Part of a data file
## Start

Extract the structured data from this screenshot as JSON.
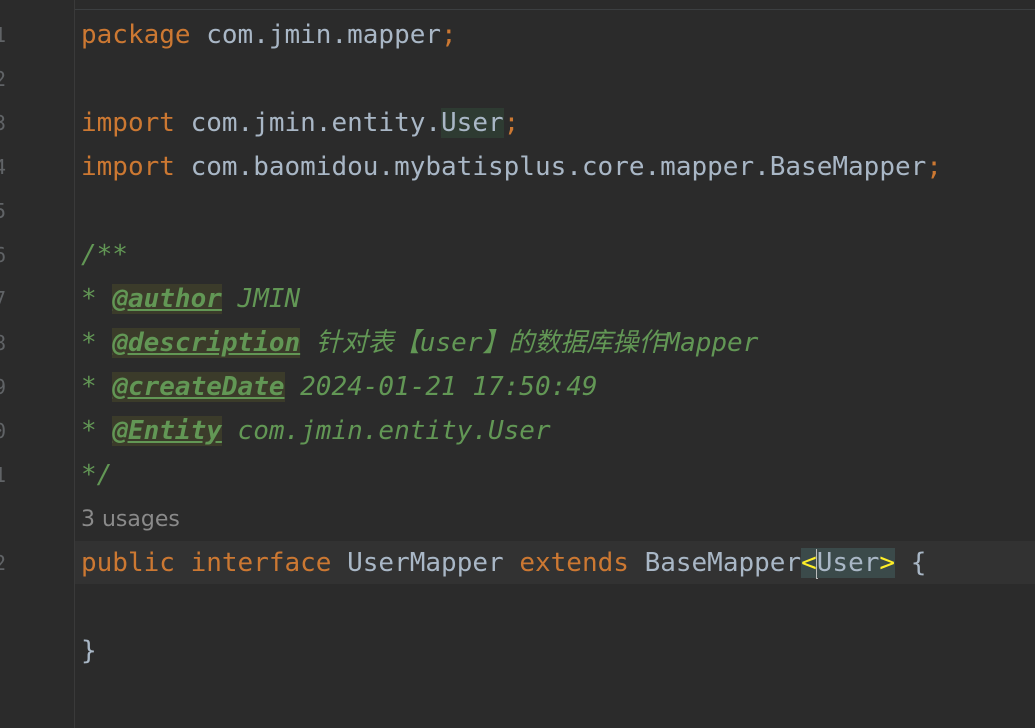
{
  "editor": {
    "gutter_numbers": [
      "1",
      "2",
      "3",
      "4",
      "5",
      "6",
      "7",
      "8",
      "9",
      "0",
      "1",
      "",
      "2",
      "",
      ""
    ],
    "lines": {
      "l1": {
        "kw": "package",
        "pkg": " com.jmin.mapper",
        "semi": ";"
      },
      "l3": {
        "kw": "import",
        "path": " com.jmin.entity.",
        "cls": "User",
        "semi": ";"
      },
      "l4": {
        "kw": "import",
        "path": " com.baomidou.mybatisplus.core.mapper.BaseMapper",
        "semi": ";"
      },
      "l6": {
        "text": "/**"
      },
      "l7": {
        "star": "* ",
        "tag": "@author",
        "rest": " JMIN"
      },
      "l8": {
        "star": "* ",
        "tag": "@description",
        "rest": " 针对表【user】的数据库操作Mapper"
      },
      "l9": {
        "star": "* ",
        "tag": "@createDate",
        "rest": " 2024-01-21 17:50:49"
      },
      "l10": {
        "star": "* ",
        "tag": "@Entity",
        "rest": " com.jmin.entity.User"
      },
      "l11": {
        "text": "*/"
      },
      "usages": "3 usages",
      "l12": {
        "kw1": "public",
        "kw2": "interface",
        "name": "UserMapper",
        "kw3": "extends",
        "base": "BaseMapper",
        "lt": "<",
        "type": "User",
        "gt": ">",
        "brace": " {"
      },
      "l14": {
        "text": "}"
      }
    },
    "colors": {
      "background": "#2b2b2b",
      "keyword": "#cc7832",
      "plain": "#a9b7c6",
      "doc_comment": "#629755",
      "brace_highlight": "#ffef28",
      "current_line": "#323232"
    }
  }
}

## End

Reproduce the entries above without change, omitting all pictures.

Extract the structured data from this screenshot as JSON.
{
  "editor": {
    "gutter_numbers": [
      "1",
      "2",
      "3",
      "4",
      "5",
      "6",
      "7",
      "8",
      "9",
      "0",
      "1",
      "",
      "2",
      "",
      ""
    ],
    "lines": {
      "l1": {
        "kw": "package",
        "pkg": " com.jmin.mapper",
        "semi": ";"
      },
      "l3": {
        "kw": "import",
        "path": " com.jmin.entity.",
        "cls": "User",
        "semi": ";"
      },
      "l4": {
        "kw": "import",
        "path": " com.baomidou.mybatisplus.core.mapper.BaseMapper",
        "semi": ";"
      },
      "l6": {
        "text": "/**"
      },
      "l7": {
        "star": "* ",
        "tag": "@author",
        "rest": " JMIN"
      },
      "l8": {
        "star": "* ",
        "tag": "@description",
        "rest": " 针对表【user】的数据库操作Mapper"
      },
      "l9": {
        "star": "* ",
        "tag": "@createDate",
        "rest": " 2024-01-21 17:50:49"
      },
      "l10": {
        "star": "* ",
        "tag": "@Entity",
        "rest": " com.jmin.entity.User"
      },
      "l11": {
        "text": "*/"
      },
      "usages": "3 usages",
      "l12": {
        "kw1": "public",
        "kw2": "interface",
        "name": "UserMapper",
        "kw3": "extends",
        "base": "BaseMapper",
        "lt": "<",
        "type": "User",
        "gt": ">",
        "brace": " {"
      },
      "l14": {
        "text": "}"
      }
    },
    "colors": {
      "background": "#2b2b2b",
      "keyword": "#cc7832",
      "plain": "#a9b7c6",
      "doc_comment": "#629755",
      "brace_highlight": "#ffef28",
      "current_line": "#323232"
    }
  }
}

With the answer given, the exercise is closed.